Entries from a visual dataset
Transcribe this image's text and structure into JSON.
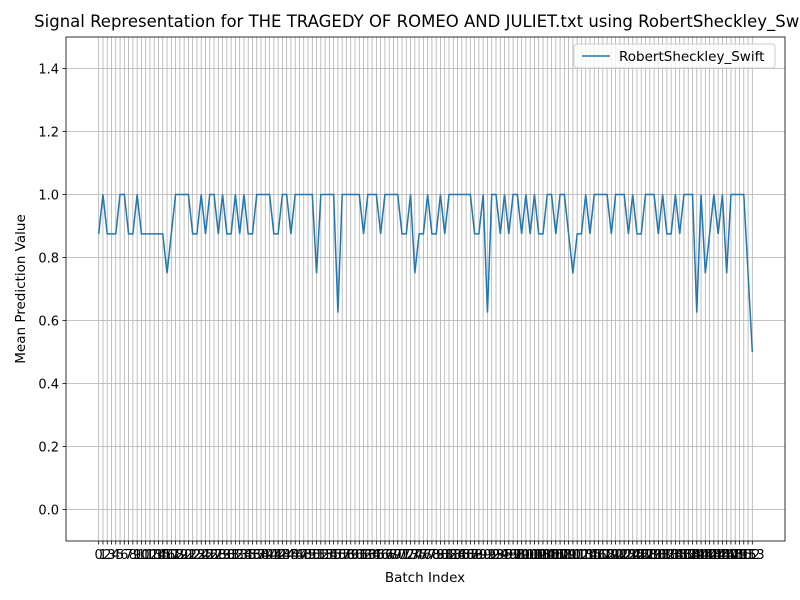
{
  "chart_data": {
    "type": "line",
    "title": "Signal Representation for THE TRAGEDY OF ROMEO AND JULIET.txt using RobertSheckley_Swift",
    "x_label": "Batch Index",
    "y_label": "Mean Prediction Value",
    "x": [
      0,
      1,
      2,
      3,
      4,
      5,
      6,
      7,
      8,
      9,
      10,
      11,
      12,
      13,
      14,
      15,
      16,
      17,
      18,
      19,
      20,
      21,
      22,
      23,
      24,
      25,
      26,
      27,
      28,
      29,
      30,
      31,
      32,
      33,
      34,
      35,
      36,
      37,
      38,
      39,
      40,
      41,
      42,
      43,
      44,
      45,
      46,
      47,
      48,
      49,
      50,
      51,
      52,
      53,
      54,
      55,
      56,
      57,
      58,
      59,
      60,
      61,
      62,
      63,
      64,
      65,
      66,
      67,
      68,
      69,
      70,
      71,
      72,
      73,
      74,
      75,
      76,
      77,
      78,
      79,
      80,
      81,
      82,
      83,
      84,
      85,
      86,
      87,
      88,
      89,
      90,
      91,
      92,
      93,
      94,
      95,
      96,
      97,
      98,
      99,
      100,
      101,
      102,
      103,
      104,
      105,
      106,
      107,
      108,
      109,
      110,
      111,
      112,
      113,
      114,
      115,
      116,
      117,
      118,
      119,
      120,
      121,
      122,
      123,
      124,
      125,
      126,
      127,
      128,
      129,
      130,
      131,
      132,
      133,
      134,
      135,
      136,
      137,
      138,
      139,
      140,
      141,
      142,
      143,
      144,
      145,
      146,
      147,
      148,
      149,
      150,
      151,
      152,
      153
    ],
    "series": [
      {
        "name": "RobertSheckley_Swift",
        "color": "#1f77b4",
        "values": [
          0.875,
          1,
          0.875,
          0.875,
          0.875,
          1,
          1,
          0.875,
          0.875,
          1,
          0.875,
          0.875,
          0.875,
          0.875,
          0.875,
          0.875,
          0.75,
          0.875,
          1,
          1,
          1,
          1,
          0.875,
          0.875,
          1,
          0.875,
          1,
          1,
          0.875,
          1,
          0.875,
          0.875,
          1,
          0.875,
          1,
          0.875,
          0.875,
          1,
          1,
          1,
          1,
          0.875,
          0.875,
          1,
          1,
          0.875,
          1,
          1,
          1,
          1,
          1,
          0.75,
          1,
          1,
          1,
          1,
          0.625,
          1,
          1,
          1,
          1,
          1,
          0.875,
          1,
          1,
          1,
          0.875,
          1,
          1,
          1,
          1,
          0.875,
          0.875,
          1,
          0.75,
          0.875,
          0.875,
          1,
          0.875,
          0.875,
          1,
          0.875,
          1,
          1,
          1,
          1,
          1,
          1,
          0.875,
          0.875,
          1,
          0.625,
          1,
          1,
          0.875,
          1,
          0.875,
          1,
          1,
          0.875,
          1,
          0.875,
          1,
          0.875,
          0.875,
          1,
          1,
          0.875,
          1,
          1,
          0.875,
          0.75,
          0.875,
          0.875,
          1,
          0.875,
          1,
          1,
          1,
          1,
          0.875,
          1,
          1,
          1,
          0.875,
          1,
          0.875,
          0.875,
          1,
          1,
          1,
          0.875,
          1,
          0.875,
          0.875,
          1,
          0.875,
          1,
          1,
          1,
          0.625,
          1,
          0.75,
          0.875,
          1,
          0.875,
          1,
          0.75,
          1,
          1,
          1,
          1,
          0.75,
          0.5
        ]
      }
    ],
    "xlim": [
      -7.65,
      160.65
    ],
    "xticks": [
      0,
      1,
      2,
      3,
      4,
      5,
      6,
      7,
      8,
      9,
      10,
      11,
      12,
      13,
      14,
      15,
      16,
      17,
      18,
      19,
      20,
      21,
      22,
      23,
      24,
      25,
      26,
      27,
      28,
      29,
      30,
      31,
      32,
      33,
      34,
      35,
      36,
      37,
      38,
      39,
      40,
      41,
      42,
      43,
      44,
      45,
      46,
      47,
      48,
      49,
      50,
      51,
      52,
      53,
      54,
      55,
      56,
      57,
      58,
      59,
      60,
      61,
      62,
      63,
      64,
      65,
      66,
      67,
      68,
      69,
      70,
      71,
      72,
      73,
      74,
      75,
      76,
      77,
      78,
      79,
      80,
      81,
      82,
      83,
      84,
      85,
      86,
      87,
      88,
      89,
      90,
      91,
      92,
      93,
      94,
      95,
      96,
      97,
      98,
      99,
      100,
      101,
      102,
      103,
      104,
      105,
      106,
      107,
      108,
      109,
      110,
      111,
      112,
      113,
      114,
      115,
      116,
      117,
      118,
      119,
      120,
      121,
      122,
      123,
      124,
      125,
      126,
      127,
      128,
      129,
      130,
      131,
      132,
      133,
      134,
      135,
      136,
      137,
      138,
      139,
      140,
      141,
      142,
      143,
      144,
      145,
      146,
      147,
      148,
      149,
      150,
      151,
      152,
      153
    ],
    "ylim": [
      -0.1,
      1.5
    ],
    "yticks": [
      {
        "value": 0,
        "label": "0.0"
      },
      0.2,
      0.4,
      0.6,
      0.8,
      {
        "value": 1,
        "label": "1.0"
      },
      1.2,
      1.4
    ],
    "grid": true,
    "legend": "upper right"
  }
}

■ Given request ■
Write out the entries above word for word. Do not include the pictures.

■ Full solution ■
Transcribe this image's text and structure into JSON.
{
  "chart_data": {
    "type": "line",
    "title": "Signal Representation for THE TRAGEDY OF ROMEO AND JULIET.txt using RobertSheckley_Swift",
    "x_label": "Batch Index",
    "y_label": "Mean Prediction Value",
    "x": [
      0,
      1,
      2,
      3,
      4,
      5,
      6,
      7,
      8,
      9,
      10,
      11,
      12,
      13,
      14,
      15,
      16,
      17,
      18,
      19,
      20,
      21,
      22,
      23,
      24,
      25,
      26,
      27,
      28,
      29,
      30,
      31,
      32,
      33,
      34,
      35,
      36,
      37,
      38,
      39,
      40,
      41,
      42,
      43,
      44,
      45,
      46,
      47,
      48,
      49,
      50,
      51,
      52,
      53,
      54,
      55,
      56,
      57,
      58,
      59,
      60,
      61,
      62,
      63,
      64,
      65,
      66,
      67,
      68,
      69,
      70,
      71,
      72,
      73,
      74,
      75,
      76,
      77,
      78,
      79,
      80,
      81,
      82,
      83,
      84,
      85,
      86,
      87,
      88,
      89,
      90,
      91,
      92,
      93,
      94,
      95,
      96,
      97,
      98,
      99,
      100,
      101,
      102,
      103,
      104,
      105,
      106,
      107,
      108,
      109,
      110,
      111,
      112,
      113,
      114,
      115,
      116,
      117,
      118,
      119,
      120,
      121,
      122,
      123,
      124,
      125,
      126,
      127,
      128,
      129,
      130,
      131,
      132,
      133,
      134,
      135,
      136,
      137,
      138,
      139,
      140,
      141,
      142,
      143,
      144,
      145,
      146,
      147,
      148,
      149,
      150,
      151,
      152,
      153
    ],
    "series": [
      {
        "name": "RobertSheckley_Swift",
        "color": "#1f77b4",
        "values": [
          0.875,
          1,
          0.875,
          0.875,
          0.875,
          1,
          1,
          0.875,
          0.875,
          1,
          0.875,
          0.875,
          0.875,
          0.875,
          0.875,
          0.875,
          0.75,
          0.875,
          1,
          1,
          1,
          1,
          0.875,
          0.875,
          1,
          0.875,
          1,
          1,
          0.875,
          1,
          0.875,
          0.875,
          1,
          0.875,
          1,
          0.875,
          0.875,
          1,
          1,
          1,
          1,
          0.875,
          0.875,
          1,
          1,
          0.875,
          1,
          1,
          1,
          1,
          1,
          0.75,
          1,
          1,
          1,
          1,
          0.625,
          1,
          1,
          1,
          1,
          1,
          0.875,
          1,
          1,
          1,
          0.875,
          1,
          1,
          1,
          1,
          0.875,
          0.875,
          1,
          0.75,
          0.875,
          0.875,
          1,
          0.875,
          0.875,
          1,
          0.875,
          1,
          1,
          1,
          1,
          1,
          1,
          0.875,
          0.875,
          1,
          0.625,
          1,
          1,
          0.875,
          1,
          0.875,
          1,
          1,
          0.875,
          1,
          0.875,
          1,
          0.875,
          0.875,
          1,
          1,
          0.875,
          1,
          1,
          0.875,
          0.75,
          0.875,
          0.875,
          1,
          0.875,
          1,
          1,
          1,
          1,
          0.875,
          1,
          1,
          1,
          0.875,
          1,
          0.875,
          0.875,
          1,
          1,
          1,
          0.875,
          1,
          0.875,
          0.875,
          1,
          0.875,
          1,
          1,
          1,
          0.625,
          1,
          0.75,
          0.875,
          1,
          0.875,
          1,
          0.75,
          1,
          1,
          1,
          1,
          0.75,
          0.5
        ]
      }
    ],
    "xlim": [
      -7.65,
      160.65
    ],
    "xticks": [
      0,
      1,
      2,
      3,
      4,
      5,
      6,
      7,
      8,
      9,
      10,
      11,
      12,
      13,
      14,
      15,
      16,
      17,
      18,
      19,
      20,
      21,
      22,
      23,
      24,
      25,
      26,
      27,
      28,
      29,
      30,
      31,
      32,
      33,
      34,
      35,
      36,
      37,
      38,
      39,
      40,
      41,
      42,
      43,
      44,
      45,
      46,
      47,
      48,
      49,
      50,
      51,
      52,
      53,
      54,
      55,
      56,
      57,
      58,
      59,
      60,
      61,
      62,
      63,
      64,
      65,
      66,
      67,
      68,
      69,
      70,
      71,
      72,
      73,
      74,
      75,
      76,
      77,
      78,
      79,
      80,
      81,
      82,
      83,
      84,
      85,
      86,
      87,
      88,
      89,
      90,
      91,
      92,
      93,
      94,
      95,
      96,
      97,
      98,
      99,
      100,
      101,
      102,
      103,
      104,
      105,
      106,
      107,
      108,
      109,
      110,
      111,
      112,
      113,
      114,
      115,
      116,
      117,
      118,
      119,
      120,
      121,
      122,
      123,
      124,
      125,
      126,
      127,
      128,
      129,
      130,
      131,
      132,
      133,
      134,
      135,
      136,
      137,
      138,
      139,
      140,
      141,
      142,
      143,
      144,
      145,
      146,
      147,
      148,
      149,
      150,
      151,
      152,
      153
    ],
    "ylim": [
      -0.1,
      1.5
    ],
    "yticks": [
      {
        "value": 0,
        "label": "0.0"
      },
      0.2,
      0.4,
      0.6,
      0.8,
      {
        "value": 1,
        "label": "1.0"
      },
      1.2,
      1.4
    ],
    "grid": true,
    "legend": "upper right"
  }
}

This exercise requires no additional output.